[Reading text]
'''
Yankee player Alex Rodriguez plans to fight a drug suspension cut to 162 games from 211 by arbitrator Fredric Horowitz in the federal courts, according to the Associated Press.
The suspension means Rodriguez will be sidelined for any postseason game but would be allowed to participate in spring training and exhibition games in the upcoming year, the AP reported.
"The number of games sadly comes as no surprise, as the deck has been stacked against me from day one," Rodriguez said in a statement, the AP reported. "This is one man's decision, that was not put before a fair and impartial jury, does not involve me having failed a single drug test, is at odds with the facts and is inconsistent with the terms of the Joint Drug Agreement and the Basic Agreement, and relies on testimony and documents that would never have been allowed in any court in the United States because they are false and wholly unreliable."
Rodriguez was given an initial 211-game penalty by Commissioner Bud Selig on Aug. 5 after the investigation by the Major League Baseball Players Association found banned performance enhancing drugs had been distributed by the Biogenesis of America anti-aging clinic, according to the AP.
'''
[Task 1] Copy the Rodriguez article word for word, between "The suspension means" and "year, the AP reported.", inclusive.
[Task 2] According to the Rodriguez article, who gave Rodriguez his initial 211-game penalty, and on what date?
The rows that follow have nothing to do with the Rodriguez article.

[Extracted data]
'''
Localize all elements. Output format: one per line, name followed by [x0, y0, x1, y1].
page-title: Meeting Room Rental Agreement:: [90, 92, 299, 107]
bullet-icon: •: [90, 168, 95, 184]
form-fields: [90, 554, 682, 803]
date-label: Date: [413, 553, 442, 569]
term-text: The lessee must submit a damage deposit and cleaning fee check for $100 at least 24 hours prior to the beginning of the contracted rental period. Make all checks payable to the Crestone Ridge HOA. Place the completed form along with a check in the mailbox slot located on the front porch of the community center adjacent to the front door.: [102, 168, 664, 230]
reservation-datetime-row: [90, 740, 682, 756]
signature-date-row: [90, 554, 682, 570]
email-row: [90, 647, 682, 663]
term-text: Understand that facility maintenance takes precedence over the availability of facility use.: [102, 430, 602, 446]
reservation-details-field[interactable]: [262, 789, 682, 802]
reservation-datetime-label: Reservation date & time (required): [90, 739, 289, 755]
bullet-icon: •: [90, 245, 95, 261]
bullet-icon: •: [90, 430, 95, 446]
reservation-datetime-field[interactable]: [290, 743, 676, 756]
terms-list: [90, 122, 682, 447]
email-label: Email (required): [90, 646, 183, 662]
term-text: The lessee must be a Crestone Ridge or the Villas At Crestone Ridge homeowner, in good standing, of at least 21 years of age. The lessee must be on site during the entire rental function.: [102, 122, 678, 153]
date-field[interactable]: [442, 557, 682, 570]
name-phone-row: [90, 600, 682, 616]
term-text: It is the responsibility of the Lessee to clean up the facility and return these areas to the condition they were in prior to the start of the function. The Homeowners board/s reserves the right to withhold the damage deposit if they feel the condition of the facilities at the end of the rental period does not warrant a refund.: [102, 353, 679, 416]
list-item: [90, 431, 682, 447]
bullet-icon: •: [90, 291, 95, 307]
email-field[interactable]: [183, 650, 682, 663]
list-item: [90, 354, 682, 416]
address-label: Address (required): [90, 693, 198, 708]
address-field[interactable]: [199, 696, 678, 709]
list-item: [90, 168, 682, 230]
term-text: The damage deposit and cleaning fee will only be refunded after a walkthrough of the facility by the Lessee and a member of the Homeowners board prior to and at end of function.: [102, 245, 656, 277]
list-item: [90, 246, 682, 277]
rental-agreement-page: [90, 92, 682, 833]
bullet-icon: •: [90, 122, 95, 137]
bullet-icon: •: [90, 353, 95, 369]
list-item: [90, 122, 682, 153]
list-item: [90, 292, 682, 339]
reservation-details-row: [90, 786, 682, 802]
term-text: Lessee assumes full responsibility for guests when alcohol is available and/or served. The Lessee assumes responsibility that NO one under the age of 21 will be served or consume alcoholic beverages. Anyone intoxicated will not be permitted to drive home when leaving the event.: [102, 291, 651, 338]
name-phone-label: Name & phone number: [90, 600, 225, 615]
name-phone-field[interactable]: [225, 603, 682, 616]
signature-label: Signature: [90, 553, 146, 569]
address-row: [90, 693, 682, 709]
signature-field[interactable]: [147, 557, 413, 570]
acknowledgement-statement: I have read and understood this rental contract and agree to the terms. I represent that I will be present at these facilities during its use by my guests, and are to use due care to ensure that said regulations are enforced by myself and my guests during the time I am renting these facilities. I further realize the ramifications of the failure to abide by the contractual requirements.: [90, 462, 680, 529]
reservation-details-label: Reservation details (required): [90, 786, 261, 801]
'''
[Worked solution 1]
The suspension means Rodriguez will be sidelined for any postseason game but would be allowed to participate in spring training and exhibition games in the upcoming year, the AP reported.

[Worked solution 2] Commissioner Bud Selig, on Aug. 5.